**REQUIRED WORK:** Go through the data below. List every line that holds the word "JSON".

* Start TASK MATERIAL *

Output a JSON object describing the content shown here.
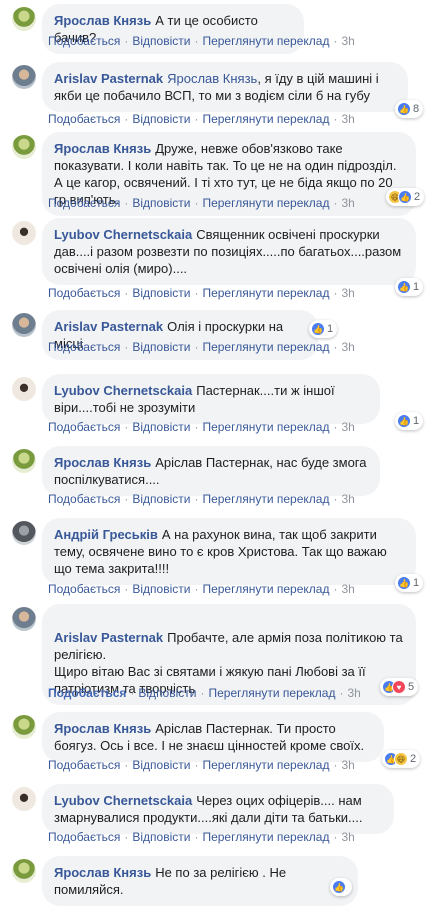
{
  "action_labels": {
    "like": "Подобається",
    "reply": "Відповісти",
    "translate": "Переглянути переклад",
    "sep": "·"
  },
  "comments": [
    {
      "author": "Ярослав Князь",
      "text": "А ти це особисто бачив?",
      "time": "3h",
      "liked": false,
      "reactions": null
    },
    {
      "author": "Arislav Pasternak",
      "mention": "Ярослав Князь",
      "text": ", я їду в цій машині і якби це побачило ВСП, то ми з водієм сіли б на губу",
      "time": "3h",
      "liked": false,
      "reactions": {
        "icons": [
          "like-icon"
        ],
        "count": "8"
      }
    },
    {
      "author": "Ярослав Князь",
      "text": "Друже, невже обов'язково таке показувати. І коли навіть так. То це не на один підрозділ. А це кагор, освячений. І ті хто тут, це не біда якщо по 20 гр вип'ють.",
      "time": "3h",
      "liked": false,
      "reactions": {
        "icons": [
          "haha-icon",
          "like-icon"
        ],
        "count": "2"
      }
    },
    {
      "author": "Lyubov Chernetsckaia",
      "text": "Священник освічені проскурки дав....і разом розвезти по позиціях.....по багатьох....разом освічені олія (миро)....",
      "time": "3h",
      "liked": false,
      "reactions": {
        "icons": [
          "like-icon"
        ],
        "count": "1"
      }
    },
    {
      "author": "Arislav Pasternak",
      "text": "Олія і проскурки на місці",
      "time": "3h",
      "liked": false,
      "reactions": {
        "icons": [
          "like-icon"
        ],
        "count": "1"
      }
    },
    {
      "author": "Lyubov Chernetsckaia",
      "text": "Пастернак....ти ж іншої віри....тобі не зрозуміти",
      "time": "3h",
      "liked": false,
      "reactions": {
        "icons": [
          "like-icon"
        ],
        "count": "1"
      }
    },
    {
      "author": "Ярослав Князь",
      "text": "Аріслав Пастернак, нас буде змога поспілкуватися....",
      "time": "3h",
      "liked": false,
      "reactions": null
    },
    {
      "author": "Андрій Греськів",
      "text": "А на рахунок вина, так щоб закрити тему, освячене вино то є кров Христова. Так що важаю що тема закрита!!!!",
      "time": "3h",
      "liked": false,
      "reactions": {
        "icons": [
          "like-icon"
        ],
        "count": "1"
      }
    },
    {
      "author": "Arislav Pasternak",
      "text": "Пробачте, але армія поза політикою та релігією.\nЩиро вітаю Вас зі святами і жякую пані Любові за її патріотизм та творчість",
      "time": "3h",
      "liked": true,
      "reactions": {
        "icons": [
          "like-icon",
          "love-icon"
        ],
        "count": "5"
      }
    },
    {
      "author": "Ярослав Князь",
      "text": "Аріслав Пастернак. Ти просто боягуз. Ось і все. І не знаєш цінностей кроме своїх.",
      "time": "3h",
      "liked": false,
      "reactions": {
        "icons": [
          "like-icon",
          "haha-icon"
        ],
        "count": "2"
      }
    },
    {
      "author": "Lyubov Chernetsckaia",
      "text": "Через оцих офіцерів.... нам змарнувалися продукти....які дали діти та батьки....",
      "time": "3h",
      "liked": false,
      "reactions": null
    },
    {
      "author": "Ярослав Князь",
      "text": "Не по за релігією . Не помиляйся.",
      "time": "",
      "liked": false,
      "reactions": {
        "icons": [
          "like-icon"
        ],
        "count": ""
      }
    }
  ]
}
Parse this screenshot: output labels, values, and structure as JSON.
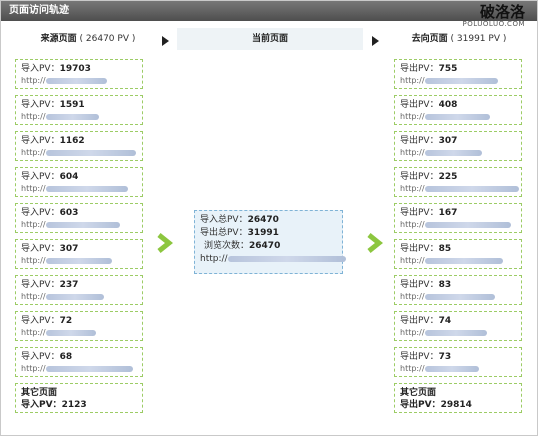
{
  "header": {
    "title": "页面访问轨迹"
  },
  "watermark": {
    "cn": "破洛洛",
    "en": "POLUOLUO.COM"
  },
  "columns": {
    "left": {
      "label": "来源页面",
      "count": "( 26470  PV )"
    },
    "center": {
      "label": "当前页面"
    },
    "right": {
      "label": "去向页面",
      "count": "( 31991  PV )"
    }
  },
  "sources": [
    {
      "label": "导入PV：",
      "value": "19703",
      "url": "http://"
    },
    {
      "label": "导入PV：",
      "value": "1591",
      "url": "http://"
    },
    {
      "label": "导入PV：",
      "value": "1162",
      "url": "http://"
    },
    {
      "label": "导入PV：",
      "value": "604",
      "url": "http://"
    },
    {
      "label": "导入PV：",
      "value": "603",
      "url": "http://"
    },
    {
      "label": "导入PV：",
      "value": "307",
      "url": "http://"
    },
    {
      "label": "导入PV：",
      "value": "237",
      "url": "http://"
    },
    {
      "label": "导入PV：",
      "value": "72",
      "url": "http://"
    },
    {
      "label": "导入PV：",
      "value": "68",
      "url": "http://"
    }
  ],
  "sources_other": {
    "title": "其它页面",
    "label": "导入PV：",
    "value": "2123"
  },
  "destinations": [
    {
      "label": "导出PV：",
      "value": "755",
      "url": "http://"
    },
    {
      "label": "导出PV：",
      "value": "408",
      "url": "http://"
    },
    {
      "label": "导出PV：",
      "value": "307",
      "url": "http://"
    },
    {
      "label": "导出PV：",
      "value": "225",
      "url": "http://"
    },
    {
      "label": "导出PV：",
      "value": "167",
      "url": "http://"
    },
    {
      "label": "导出PV：",
      "value": "85",
      "url": "http://"
    },
    {
      "label": "导出PV：",
      "value": "83",
      "url": "http://"
    },
    {
      "label": "导出PV：",
      "value": "74",
      "url": "http://"
    },
    {
      "label": "导出PV：",
      "value": "73",
      "url": "http://"
    }
  ],
  "destinations_other": {
    "title": "其它页面",
    "label": "导出PV：",
    "value": "29814"
  },
  "current": {
    "in_label": "导入总PV：",
    "in_value": "26470",
    "out_label": "导出总PV：",
    "out_value": "31991",
    "views_label": "浏览次数：",
    "views_value": "26470",
    "url": "http://"
  },
  "colors": {
    "title_bar": "#5e5e5e",
    "box_border": "#9ccc65",
    "center_fill": "#e8f2f9",
    "arrow": "#8cc63f",
    "url_blur": "#b7c4dc"
  }
}
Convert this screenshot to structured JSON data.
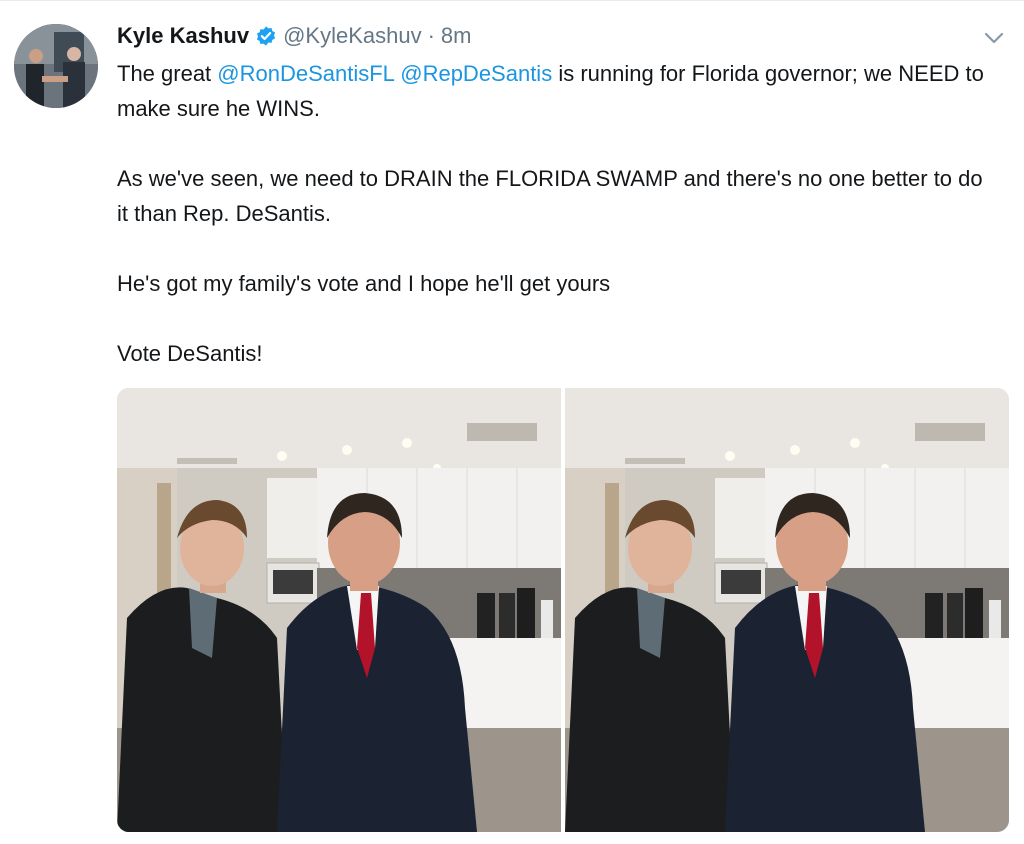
{
  "tweet": {
    "display_name": "Kyle Kashuv",
    "handle": "@KyleKashuv",
    "separator": "·",
    "time": "8m",
    "verified": true,
    "text": {
      "p1_pre": "The great ",
      "mention1": "@RonDeSantisFL",
      "space": " ",
      "mention2": "@RepDeSantis",
      "p1_post": " is running for Florida governor; we NEED to make sure he WINS.",
      "p2": "As we've seen, we need to DRAIN the FLORIDA SWAMP and there's no one better to do it than Rep. DeSantis.",
      "p3": "He's got my family's vote and I hope he'll get yours",
      "p4": "Vote DeSantis!"
    },
    "media_count": 2
  },
  "colors": {
    "text": "#14171a",
    "secondary": "#657786",
    "link": "#1b95e0",
    "verified": "#1da1f2"
  },
  "icons": {
    "verified": "verified-badge-icon",
    "caret": "chevron-down-icon"
  }
}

* End TASK MATERIAL *

**EXPECTED OUTPUT:**
Output a JSON object describing the content shown here.
Parse this screenshot: output labels, values, and structure as JSON.
Convert this screenshot to structured JSON data.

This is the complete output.